GIVEN INSTRUCTION: Copy every line of the records below without changing anything.

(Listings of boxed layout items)
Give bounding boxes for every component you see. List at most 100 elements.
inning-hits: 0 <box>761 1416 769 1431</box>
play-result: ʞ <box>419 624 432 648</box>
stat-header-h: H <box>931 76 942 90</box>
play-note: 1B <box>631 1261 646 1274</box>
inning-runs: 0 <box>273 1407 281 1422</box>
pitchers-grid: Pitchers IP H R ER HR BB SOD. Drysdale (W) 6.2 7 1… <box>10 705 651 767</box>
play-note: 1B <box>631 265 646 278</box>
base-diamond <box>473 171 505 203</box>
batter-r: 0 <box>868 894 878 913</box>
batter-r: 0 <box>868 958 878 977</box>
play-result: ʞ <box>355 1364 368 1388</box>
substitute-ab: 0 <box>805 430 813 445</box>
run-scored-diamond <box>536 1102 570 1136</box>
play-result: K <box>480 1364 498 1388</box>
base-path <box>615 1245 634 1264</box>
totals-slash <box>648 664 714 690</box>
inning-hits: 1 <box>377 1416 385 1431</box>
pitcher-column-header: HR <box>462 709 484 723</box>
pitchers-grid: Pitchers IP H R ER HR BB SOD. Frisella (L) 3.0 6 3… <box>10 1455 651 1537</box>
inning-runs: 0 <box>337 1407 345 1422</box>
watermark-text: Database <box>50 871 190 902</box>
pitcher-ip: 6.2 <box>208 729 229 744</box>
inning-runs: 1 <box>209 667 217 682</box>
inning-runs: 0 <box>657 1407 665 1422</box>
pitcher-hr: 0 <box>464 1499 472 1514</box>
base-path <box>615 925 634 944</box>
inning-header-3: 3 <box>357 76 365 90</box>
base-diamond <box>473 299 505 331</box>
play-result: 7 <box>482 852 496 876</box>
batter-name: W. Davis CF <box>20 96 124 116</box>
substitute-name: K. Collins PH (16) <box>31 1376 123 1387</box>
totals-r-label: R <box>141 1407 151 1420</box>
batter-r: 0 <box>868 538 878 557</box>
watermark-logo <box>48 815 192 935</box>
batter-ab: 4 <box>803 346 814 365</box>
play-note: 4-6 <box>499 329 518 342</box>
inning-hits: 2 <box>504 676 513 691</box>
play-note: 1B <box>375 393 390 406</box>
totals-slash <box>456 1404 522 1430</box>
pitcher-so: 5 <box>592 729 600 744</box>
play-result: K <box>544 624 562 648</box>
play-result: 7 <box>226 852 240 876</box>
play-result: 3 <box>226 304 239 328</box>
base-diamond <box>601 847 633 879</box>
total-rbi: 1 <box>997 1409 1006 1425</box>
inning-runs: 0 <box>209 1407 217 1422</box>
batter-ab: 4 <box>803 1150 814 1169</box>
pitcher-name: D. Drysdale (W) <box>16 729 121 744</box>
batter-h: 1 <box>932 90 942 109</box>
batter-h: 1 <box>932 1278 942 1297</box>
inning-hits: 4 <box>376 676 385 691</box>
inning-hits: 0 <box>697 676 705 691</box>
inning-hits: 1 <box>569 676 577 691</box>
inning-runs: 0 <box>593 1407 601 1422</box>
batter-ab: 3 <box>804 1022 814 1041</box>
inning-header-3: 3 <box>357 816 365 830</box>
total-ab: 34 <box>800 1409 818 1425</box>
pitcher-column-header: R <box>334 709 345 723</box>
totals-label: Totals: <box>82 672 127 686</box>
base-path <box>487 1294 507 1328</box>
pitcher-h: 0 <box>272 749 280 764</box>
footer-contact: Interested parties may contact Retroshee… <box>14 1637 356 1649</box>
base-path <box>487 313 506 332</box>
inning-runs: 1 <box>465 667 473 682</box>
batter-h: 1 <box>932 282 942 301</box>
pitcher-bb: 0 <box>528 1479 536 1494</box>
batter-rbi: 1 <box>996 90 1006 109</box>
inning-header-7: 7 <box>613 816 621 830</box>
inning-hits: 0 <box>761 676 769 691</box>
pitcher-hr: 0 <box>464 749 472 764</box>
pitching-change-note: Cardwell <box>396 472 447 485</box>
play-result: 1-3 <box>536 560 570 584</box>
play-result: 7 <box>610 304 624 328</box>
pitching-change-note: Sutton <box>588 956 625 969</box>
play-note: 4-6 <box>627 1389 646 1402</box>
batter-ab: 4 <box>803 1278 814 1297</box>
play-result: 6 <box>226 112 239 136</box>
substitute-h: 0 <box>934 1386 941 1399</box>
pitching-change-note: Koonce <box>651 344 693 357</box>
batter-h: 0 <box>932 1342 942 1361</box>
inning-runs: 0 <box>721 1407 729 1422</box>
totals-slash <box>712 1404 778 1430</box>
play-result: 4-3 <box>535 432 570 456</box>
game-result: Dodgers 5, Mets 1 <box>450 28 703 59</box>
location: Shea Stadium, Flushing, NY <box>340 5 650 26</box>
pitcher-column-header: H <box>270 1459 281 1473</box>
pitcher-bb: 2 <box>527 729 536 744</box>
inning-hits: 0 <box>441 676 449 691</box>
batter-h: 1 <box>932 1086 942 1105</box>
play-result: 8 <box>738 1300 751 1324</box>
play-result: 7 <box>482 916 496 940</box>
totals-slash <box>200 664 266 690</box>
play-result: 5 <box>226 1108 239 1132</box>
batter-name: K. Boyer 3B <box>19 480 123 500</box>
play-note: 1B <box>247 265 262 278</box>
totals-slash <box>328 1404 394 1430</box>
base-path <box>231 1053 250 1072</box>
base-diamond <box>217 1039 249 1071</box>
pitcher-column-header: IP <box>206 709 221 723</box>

SOLUTION BELOW:
Give bounding boxes for every component you see. List at most 100 elements.
inning-hits: 0 <box>761 1416 769 1431</box>
play-result: ʞ <box>419 624 432 648</box>
stat-header-h: H <box>931 76 942 90</box>
play-note: 1B <box>631 1261 646 1274</box>
inning-runs: 0 <box>273 1407 281 1422</box>
pitchers-grid: Pitchers IP H R ER HR BB SOD. Drysdale (W) 6.2 7 1… <box>10 705 651 767</box>
play-note: 1B <box>631 265 646 278</box>
base-diamond <box>473 171 505 203</box>
batter-r: 0 <box>868 894 878 913</box>
batter-r: 0 <box>868 958 878 977</box>
play-result: ʞ <box>355 1364 368 1388</box>
substitute-ab: 0 <box>805 430 813 445</box>
run-scored-diamond <box>536 1102 570 1136</box>
play-result: K <box>480 1364 498 1388</box>
base-path <box>615 1245 634 1264</box>
totals-slash <box>648 664 714 690</box>
inning-hits: 1 <box>377 1416 385 1431</box>
pitcher-column-header: HR <box>462 709 484 723</box>
pitchers-grid: Pitchers IP H R ER HR BB SOD. Frisella (L) 3.0 6 3… <box>10 1455 651 1537</box>
inning-runs: 0 <box>337 1407 345 1422</box>
watermark-text: Database <box>50 871 190 902</box>
pitcher-ip: 6.2 <box>208 729 229 744</box>
inning-runs: 1 <box>209 667 217 682</box>
inning-runs: 0 <box>657 1407 665 1422</box>
pitcher-hr: 0 <box>464 1499 472 1514</box>
base-path <box>615 925 634 944</box>
inning-header-3: 3 <box>357 76 365 90</box>
base-diamond <box>473 299 505 331</box>
play-result: 7 <box>482 852 496 876</box>
batter-name: W. Davis CF <box>20 96 124 116</box>
substitute-name: K. Collins PH (16) <box>31 1376 123 1387</box>
totals-r-label: R <box>141 1407 151 1420</box>
batter-r: 0 <box>868 538 878 557</box>
watermark-logo <box>48 815 192 935</box>
batter-ab: 4 <box>803 346 814 365</box>
play-note: 4-6 <box>499 329 518 342</box>
inning-hits: 2 <box>504 676 513 691</box>
play-note: 1B <box>375 393 390 406</box>
totals-slash <box>456 1404 522 1430</box>
pitcher-so: 5 <box>592 729 600 744</box>
play-result: K <box>544 624 562 648</box>
play-result: 7 <box>226 852 240 876</box>
play-result: 3 <box>226 304 239 328</box>
base-diamond <box>601 847 633 879</box>
total-rbi: 1 <box>997 1409 1006 1425</box>
inning-runs: 0 <box>209 1407 217 1422</box>
batter-ab: 4 <box>803 1150 814 1169</box>
pitcher-name: D. Drysdale (W) <box>16 729 121 744</box>
batter-h: 1 <box>932 90 942 109</box>
batter-h: 1 <box>932 1278 942 1297</box>
inning-hits: 4 <box>376 676 385 691</box>
inning-hits: 0 <box>697 676 705 691</box>
inning-hits: 1 <box>569 676 577 691</box>
inning-runs: 0 <box>593 1407 601 1422</box>
batter-ab: 3 <box>804 1022 814 1041</box>
inning-header-3: 3 <box>357 816 365 830</box>
total-ab: 34 <box>800 1409 818 1425</box>
pitcher-column-header: R <box>334 709 345 723</box>
totals-label: Totals: <box>82 672 127 686</box>
base-path <box>487 1294 507 1328</box>
pitcher-h: 0 <box>272 749 280 764</box>
footer-contact: Interested parties may contact Retroshee… <box>14 1637 356 1649</box>
base-path <box>487 313 506 332</box>
inning-runs: 1 <box>465 667 473 682</box>
batter-h: 1 <box>932 282 942 301</box>
pitcher-bb: 0 <box>528 1479 536 1494</box>
batter-rbi: 1 <box>996 90 1006 109</box>
inning-header-7: 7 <box>613 816 621 830</box>
inning-hits: 0 <box>761 676 769 691</box>
pitcher-hr: 0 <box>464 749 472 764</box>
pitching-change-note: Cardwell <box>396 472 447 485</box>
play-result: 1-3 <box>536 560 570 584</box>
play-result: 7 <box>610 304 624 328</box>
pitching-change-note: Sutton <box>588 956 625 969</box>
play-note: 4-6 <box>627 1389 646 1402</box>
batter-ab: 4 <box>803 1278 814 1297</box>
play-result: 6 <box>226 112 239 136</box>
substitute-h: 0 <box>934 1386 941 1399</box>
pitching-change-note: Koonce <box>651 344 693 357</box>
batter-h: 0 <box>932 1342 942 1361</box>
inning-runs: 0 <box>721 1407 729 1422</box>
totals-slash <box>712 1404 778 1430</box>
play-result: 4-3 <box>535 432 570 456</box>
game-result: Dodgers 5, Mets 1 <box>450 28 703 59</box>
location: Shea Stadium, Flushing, NY <box>340 5 650 26</box>
pitcher-column-header: H <box>270 1459 281 1473</box>
pitcher-bb: 2 <box>527 729 536 744</box>
inning-hits: 0 <box>441 676 449 691</box>
batter-h: 1 <box>932 1086 942 1105</box>
play-result: 8 <box>738 1300 751 1324</box>
play-result: 7 <box>482 916 496 940</box>
totals-slash <box>200 664 266 690</box>
play-result: 5 <box>226 1108 239 1132</box>
batter-name: K. Boyer 3B <box>19 480 123 500</box>
play-note: 1B <box>247 265 262 278</box>
totals-slash <box>328 1404 394 1430</box>
base-path <box>231 1053 250 1072</box>
base-diamond <box>217 1039 249 1071</box>
pitcher-column-header: IP <box>206 709 221 723</box>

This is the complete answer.